#### What to do:
Count how many lines include "text" and answer with that number only.

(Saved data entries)
-- Begin --

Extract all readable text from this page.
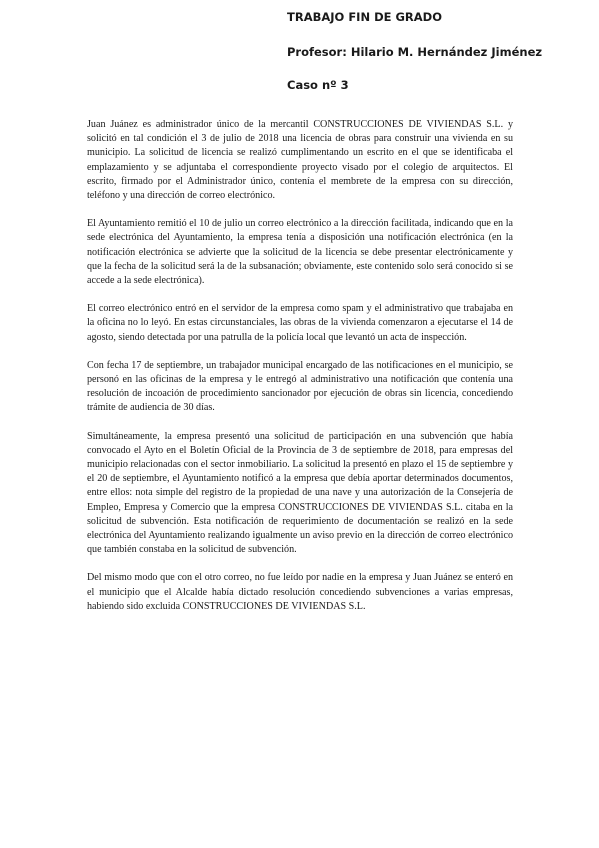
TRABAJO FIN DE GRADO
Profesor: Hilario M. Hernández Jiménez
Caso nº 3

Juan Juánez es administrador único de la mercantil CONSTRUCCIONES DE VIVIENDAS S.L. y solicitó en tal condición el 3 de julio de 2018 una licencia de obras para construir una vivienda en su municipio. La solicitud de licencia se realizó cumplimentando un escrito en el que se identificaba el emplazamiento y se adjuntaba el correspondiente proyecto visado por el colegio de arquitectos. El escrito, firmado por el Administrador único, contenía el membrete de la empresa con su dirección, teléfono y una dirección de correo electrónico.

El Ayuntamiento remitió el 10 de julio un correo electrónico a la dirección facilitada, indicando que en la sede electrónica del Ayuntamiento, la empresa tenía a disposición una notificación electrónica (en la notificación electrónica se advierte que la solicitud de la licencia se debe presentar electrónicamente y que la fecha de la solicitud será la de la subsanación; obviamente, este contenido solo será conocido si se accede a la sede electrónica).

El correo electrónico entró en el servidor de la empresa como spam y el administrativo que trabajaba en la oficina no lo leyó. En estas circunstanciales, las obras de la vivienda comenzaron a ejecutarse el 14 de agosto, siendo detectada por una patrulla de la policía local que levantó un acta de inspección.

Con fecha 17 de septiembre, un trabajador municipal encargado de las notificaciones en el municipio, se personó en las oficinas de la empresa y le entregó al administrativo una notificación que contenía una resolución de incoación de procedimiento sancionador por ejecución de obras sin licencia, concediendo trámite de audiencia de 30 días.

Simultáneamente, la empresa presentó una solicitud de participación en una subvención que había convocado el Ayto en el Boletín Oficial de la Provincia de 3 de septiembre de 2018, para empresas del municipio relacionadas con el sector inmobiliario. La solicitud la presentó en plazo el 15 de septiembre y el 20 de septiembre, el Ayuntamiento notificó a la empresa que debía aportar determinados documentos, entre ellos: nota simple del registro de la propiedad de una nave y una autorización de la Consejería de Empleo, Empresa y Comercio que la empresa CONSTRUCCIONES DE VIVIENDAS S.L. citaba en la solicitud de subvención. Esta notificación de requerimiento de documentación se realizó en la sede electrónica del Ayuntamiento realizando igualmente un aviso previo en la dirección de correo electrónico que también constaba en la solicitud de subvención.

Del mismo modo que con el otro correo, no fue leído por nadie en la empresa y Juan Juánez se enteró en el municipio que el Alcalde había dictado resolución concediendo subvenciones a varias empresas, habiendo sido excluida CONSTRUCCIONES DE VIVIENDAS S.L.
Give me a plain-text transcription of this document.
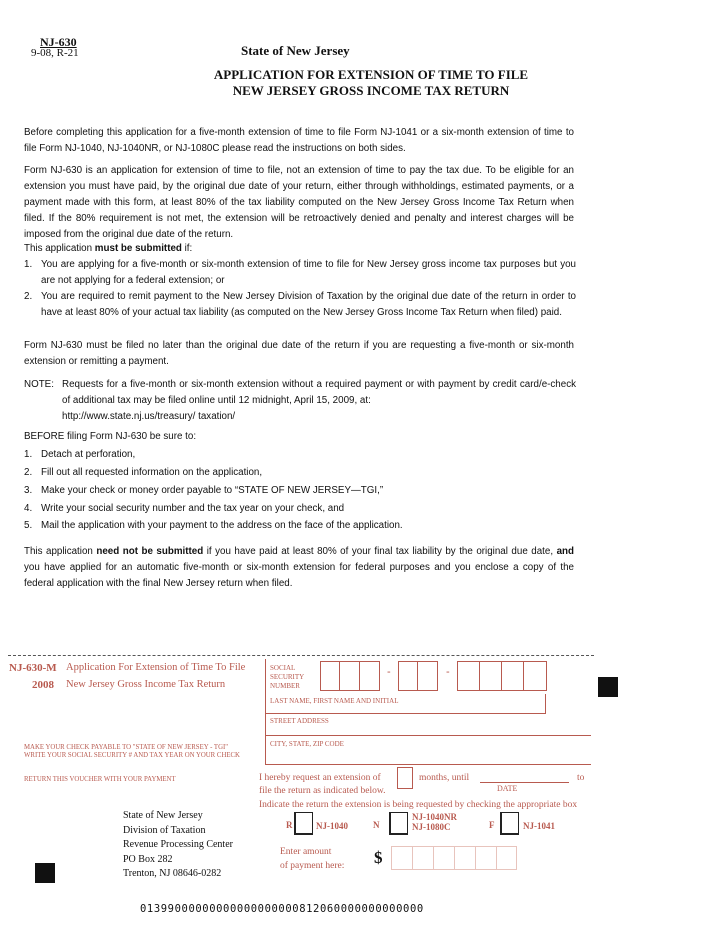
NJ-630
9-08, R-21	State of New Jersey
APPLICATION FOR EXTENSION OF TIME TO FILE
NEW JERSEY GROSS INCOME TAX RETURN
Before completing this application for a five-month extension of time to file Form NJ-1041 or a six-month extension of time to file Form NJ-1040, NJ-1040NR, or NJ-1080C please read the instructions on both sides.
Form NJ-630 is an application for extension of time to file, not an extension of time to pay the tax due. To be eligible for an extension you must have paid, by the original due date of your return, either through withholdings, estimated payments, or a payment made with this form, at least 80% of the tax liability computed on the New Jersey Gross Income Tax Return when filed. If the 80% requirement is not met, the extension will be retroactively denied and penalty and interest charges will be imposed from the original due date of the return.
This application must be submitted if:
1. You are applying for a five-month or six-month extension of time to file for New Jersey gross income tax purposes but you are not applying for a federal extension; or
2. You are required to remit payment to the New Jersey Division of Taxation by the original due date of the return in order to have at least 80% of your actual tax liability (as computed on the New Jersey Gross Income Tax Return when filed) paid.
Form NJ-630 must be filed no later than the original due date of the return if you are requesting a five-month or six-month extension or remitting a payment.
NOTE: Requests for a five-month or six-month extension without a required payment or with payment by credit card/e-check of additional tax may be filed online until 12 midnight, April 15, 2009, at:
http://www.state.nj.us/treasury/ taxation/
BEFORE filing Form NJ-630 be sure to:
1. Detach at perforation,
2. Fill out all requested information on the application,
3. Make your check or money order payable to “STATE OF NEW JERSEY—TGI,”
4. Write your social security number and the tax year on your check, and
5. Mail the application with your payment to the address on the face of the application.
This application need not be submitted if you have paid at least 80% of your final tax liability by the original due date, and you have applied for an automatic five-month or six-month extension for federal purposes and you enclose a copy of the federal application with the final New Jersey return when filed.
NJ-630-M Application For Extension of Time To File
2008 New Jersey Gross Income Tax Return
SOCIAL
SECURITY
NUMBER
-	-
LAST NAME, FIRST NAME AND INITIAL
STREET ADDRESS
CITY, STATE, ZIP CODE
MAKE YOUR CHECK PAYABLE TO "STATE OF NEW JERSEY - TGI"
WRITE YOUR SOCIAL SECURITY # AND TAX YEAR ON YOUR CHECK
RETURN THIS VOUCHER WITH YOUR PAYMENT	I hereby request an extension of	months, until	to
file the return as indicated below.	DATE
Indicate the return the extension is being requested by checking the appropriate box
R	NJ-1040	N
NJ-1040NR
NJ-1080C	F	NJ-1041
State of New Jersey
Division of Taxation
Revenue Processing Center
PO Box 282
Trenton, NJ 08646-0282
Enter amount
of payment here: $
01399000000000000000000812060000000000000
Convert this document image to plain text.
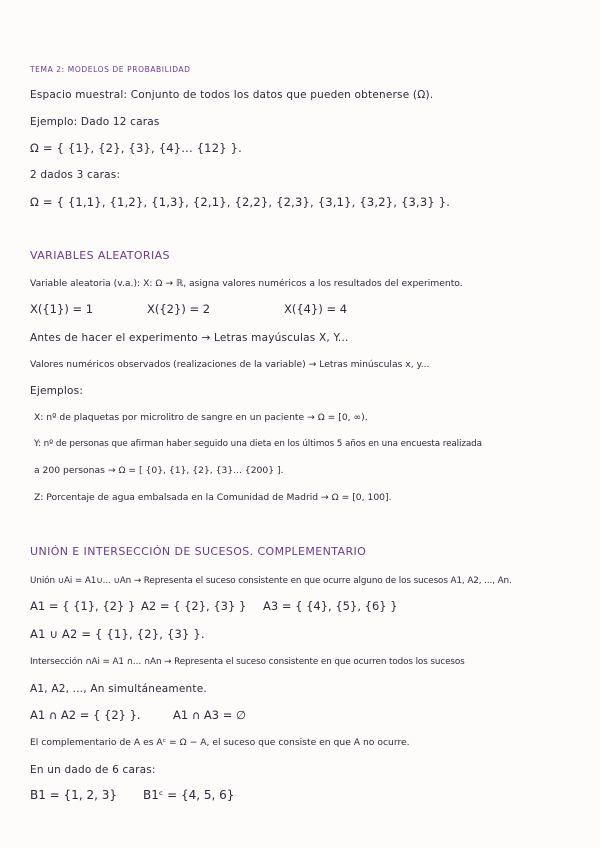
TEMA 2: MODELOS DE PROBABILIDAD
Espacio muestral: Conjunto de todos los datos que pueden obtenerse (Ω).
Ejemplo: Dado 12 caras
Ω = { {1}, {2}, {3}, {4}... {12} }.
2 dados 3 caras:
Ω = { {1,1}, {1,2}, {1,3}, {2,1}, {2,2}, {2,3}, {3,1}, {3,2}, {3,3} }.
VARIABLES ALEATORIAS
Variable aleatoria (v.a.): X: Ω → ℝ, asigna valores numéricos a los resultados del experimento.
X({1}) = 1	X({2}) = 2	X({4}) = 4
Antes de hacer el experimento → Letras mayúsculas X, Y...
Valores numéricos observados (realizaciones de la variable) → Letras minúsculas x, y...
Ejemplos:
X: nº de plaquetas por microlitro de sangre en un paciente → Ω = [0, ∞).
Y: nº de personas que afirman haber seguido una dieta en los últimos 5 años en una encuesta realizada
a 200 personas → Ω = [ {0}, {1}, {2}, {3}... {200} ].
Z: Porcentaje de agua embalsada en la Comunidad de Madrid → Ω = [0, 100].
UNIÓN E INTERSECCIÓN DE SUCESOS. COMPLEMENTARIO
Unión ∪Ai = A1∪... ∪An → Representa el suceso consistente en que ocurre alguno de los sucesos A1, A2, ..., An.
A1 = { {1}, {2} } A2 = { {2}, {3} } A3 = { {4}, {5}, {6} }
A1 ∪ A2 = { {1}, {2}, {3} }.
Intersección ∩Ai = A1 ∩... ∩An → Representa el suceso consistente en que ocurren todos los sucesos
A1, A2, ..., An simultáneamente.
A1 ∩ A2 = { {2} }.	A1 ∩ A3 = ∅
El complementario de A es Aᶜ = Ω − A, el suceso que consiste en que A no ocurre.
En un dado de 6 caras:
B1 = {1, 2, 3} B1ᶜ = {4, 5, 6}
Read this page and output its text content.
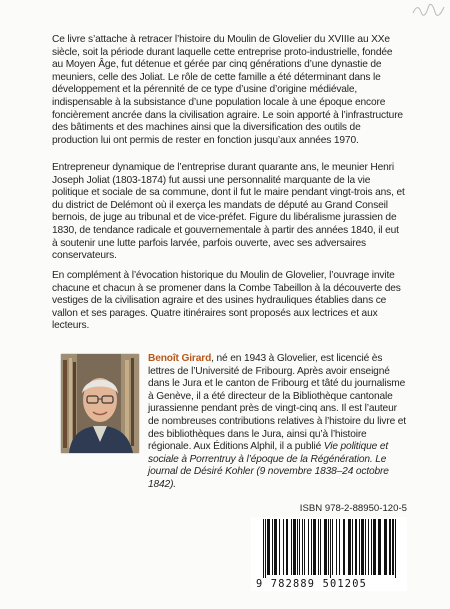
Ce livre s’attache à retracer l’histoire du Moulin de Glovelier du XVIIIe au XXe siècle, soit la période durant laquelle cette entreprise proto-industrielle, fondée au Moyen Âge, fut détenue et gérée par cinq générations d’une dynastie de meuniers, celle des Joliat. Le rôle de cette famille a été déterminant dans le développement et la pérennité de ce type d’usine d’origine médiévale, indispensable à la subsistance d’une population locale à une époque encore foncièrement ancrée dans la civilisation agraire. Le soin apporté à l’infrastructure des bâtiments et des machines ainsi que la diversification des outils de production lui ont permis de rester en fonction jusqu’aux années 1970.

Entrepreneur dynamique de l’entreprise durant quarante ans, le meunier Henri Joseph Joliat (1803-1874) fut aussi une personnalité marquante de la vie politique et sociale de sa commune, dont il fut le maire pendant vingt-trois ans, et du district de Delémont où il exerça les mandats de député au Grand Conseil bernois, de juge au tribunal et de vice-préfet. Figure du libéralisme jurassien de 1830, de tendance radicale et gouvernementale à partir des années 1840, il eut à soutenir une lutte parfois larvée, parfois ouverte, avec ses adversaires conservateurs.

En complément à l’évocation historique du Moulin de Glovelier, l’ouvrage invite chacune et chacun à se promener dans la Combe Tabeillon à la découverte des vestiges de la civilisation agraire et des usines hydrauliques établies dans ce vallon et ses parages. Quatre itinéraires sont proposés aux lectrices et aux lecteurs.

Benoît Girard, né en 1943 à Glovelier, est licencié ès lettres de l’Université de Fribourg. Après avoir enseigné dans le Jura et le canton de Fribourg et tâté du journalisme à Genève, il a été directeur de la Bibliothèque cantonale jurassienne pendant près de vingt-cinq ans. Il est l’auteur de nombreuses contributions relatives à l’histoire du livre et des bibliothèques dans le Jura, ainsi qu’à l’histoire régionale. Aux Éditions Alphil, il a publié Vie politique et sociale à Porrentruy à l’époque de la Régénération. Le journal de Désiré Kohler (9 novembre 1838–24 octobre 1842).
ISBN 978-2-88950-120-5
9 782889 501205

-- End --

#### Output for this task:
4